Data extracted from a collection
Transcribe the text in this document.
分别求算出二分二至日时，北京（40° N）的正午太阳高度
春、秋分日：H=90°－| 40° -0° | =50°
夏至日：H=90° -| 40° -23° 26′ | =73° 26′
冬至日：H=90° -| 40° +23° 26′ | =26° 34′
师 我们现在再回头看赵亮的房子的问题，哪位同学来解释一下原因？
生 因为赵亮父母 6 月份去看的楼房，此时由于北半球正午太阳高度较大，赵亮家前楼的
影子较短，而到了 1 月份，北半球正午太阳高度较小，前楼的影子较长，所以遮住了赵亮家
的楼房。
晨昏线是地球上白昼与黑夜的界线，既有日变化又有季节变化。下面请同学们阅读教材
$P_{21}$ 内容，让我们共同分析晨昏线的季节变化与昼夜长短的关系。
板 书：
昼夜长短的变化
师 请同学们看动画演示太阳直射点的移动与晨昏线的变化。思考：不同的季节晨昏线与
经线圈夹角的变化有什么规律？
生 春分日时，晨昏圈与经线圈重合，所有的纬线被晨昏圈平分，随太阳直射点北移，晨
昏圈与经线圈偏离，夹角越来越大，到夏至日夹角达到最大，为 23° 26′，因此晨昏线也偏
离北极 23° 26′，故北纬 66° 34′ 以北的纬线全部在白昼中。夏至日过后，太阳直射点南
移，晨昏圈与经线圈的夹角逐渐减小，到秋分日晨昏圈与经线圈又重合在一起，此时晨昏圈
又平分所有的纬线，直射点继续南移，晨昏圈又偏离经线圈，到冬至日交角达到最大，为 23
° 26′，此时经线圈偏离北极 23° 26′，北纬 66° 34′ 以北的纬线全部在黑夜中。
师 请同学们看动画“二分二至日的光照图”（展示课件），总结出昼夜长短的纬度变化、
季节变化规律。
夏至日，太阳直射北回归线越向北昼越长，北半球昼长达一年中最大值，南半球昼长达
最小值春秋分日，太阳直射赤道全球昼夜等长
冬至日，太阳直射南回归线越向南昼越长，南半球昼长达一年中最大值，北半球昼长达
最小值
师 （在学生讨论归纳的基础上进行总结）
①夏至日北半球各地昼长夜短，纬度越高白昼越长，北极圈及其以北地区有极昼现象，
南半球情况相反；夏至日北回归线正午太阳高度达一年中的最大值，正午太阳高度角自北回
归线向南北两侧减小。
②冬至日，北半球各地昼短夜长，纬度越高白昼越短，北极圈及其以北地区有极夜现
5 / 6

→ **WHAT TO DO**: In this exercise, repeat all entries exactly.

→ **FULL SOLUTION**:
Transcribe the text in this document.
分别求算出二分二至日时，北京（40° N）的正午太阳高度
春、秋分日：H=90°－| 40° -0° | =50°
夏至日：H=90° -| 40° -23° 26′ | =73° 26′
冬至日：H=90° -| 40° +23° 26′ | =26° 34′
师 我们现在再回头看赵亮的房子的问题，哪位同学来解释一下原因？
生 因为赵亮父母 6 月份去看的楼房，此时由于北半球正午太阳高度较大，赵亮家前楼的
影子较短，而到了 1 月份，北半球正午太阳高度较小，前楼的影子较长，所以遮住了赵亮家
的楼房。
晨昏线是地球上白昼与黑夜的界线，既有日变化又有季节变化。下面请同学们阅读教材
$P_{21}$ 内容，让我们共同分析晨昏线的季节变化与昼夜长短的关系。
板 书：
昼夜长短的变化
师 请同学们看动画演示太阳直射点的移动与晨昏线的变化。思考：不同的季节晨昏线与
经线圈夹角的变化有什么规律？
生 春分日时，晨昏圈与经线圈重合，所有的纬线被晨昏圈平分，随太阳直射点北移，晨
昏圈与经线圈偏离，夹角越来越大，到夏至日夹角达到最大，为 23° 26′，因此晨昏线也偏
离北极 23° 26′，故北纬 66° 34′ 以北的纬线全部在白昼中。夏至日过后，太阳直射点南
移，晨昏圈与经线圈的夹角逐渐减小，到秋分日晨昏圈与经线圈又重合在一起，此时晨昏圈
又平分所有的纬线，直射点继续南移，晨昏圈又偏离经线圈，到冬至日交角达到最大，为 23
° 26′，此时经线圈偏离北极 23° 26′，北纬 66° 34′ 以北的纬线全部在黑夜中。
师 请同学们看动画“二分二至日的光照图”（展示课件），总结出昼夜长短的纬度变化、
季节变化规律。
夏至日，太阳直射北回归线越向北昼越长，北半球昼长达一年中最大值，南半球昼长达
最小值春秋分日，太阳直射赤道全球昼夜等长
冬至日，太阳直射南回归线越向南昼越长，南半球昼长达一年中最大值，北半球昼长达
最小值
师 （在学生讨论归纳的基础上进行总结）
①夏至日北半球各地昼长夜短，纬度越高白昼越长，北极圈及其以北地区有极昼现象，
南半球情况相反；夏至日北回归线正午太阳高度达一年中的最大值，正午太阳高度角自北回
归线向南北两侧减小。
②冬至日，北半球各地昼短夜长，纬度越高白昼越短，北极圈及其以北地区有极夜现
5 / 6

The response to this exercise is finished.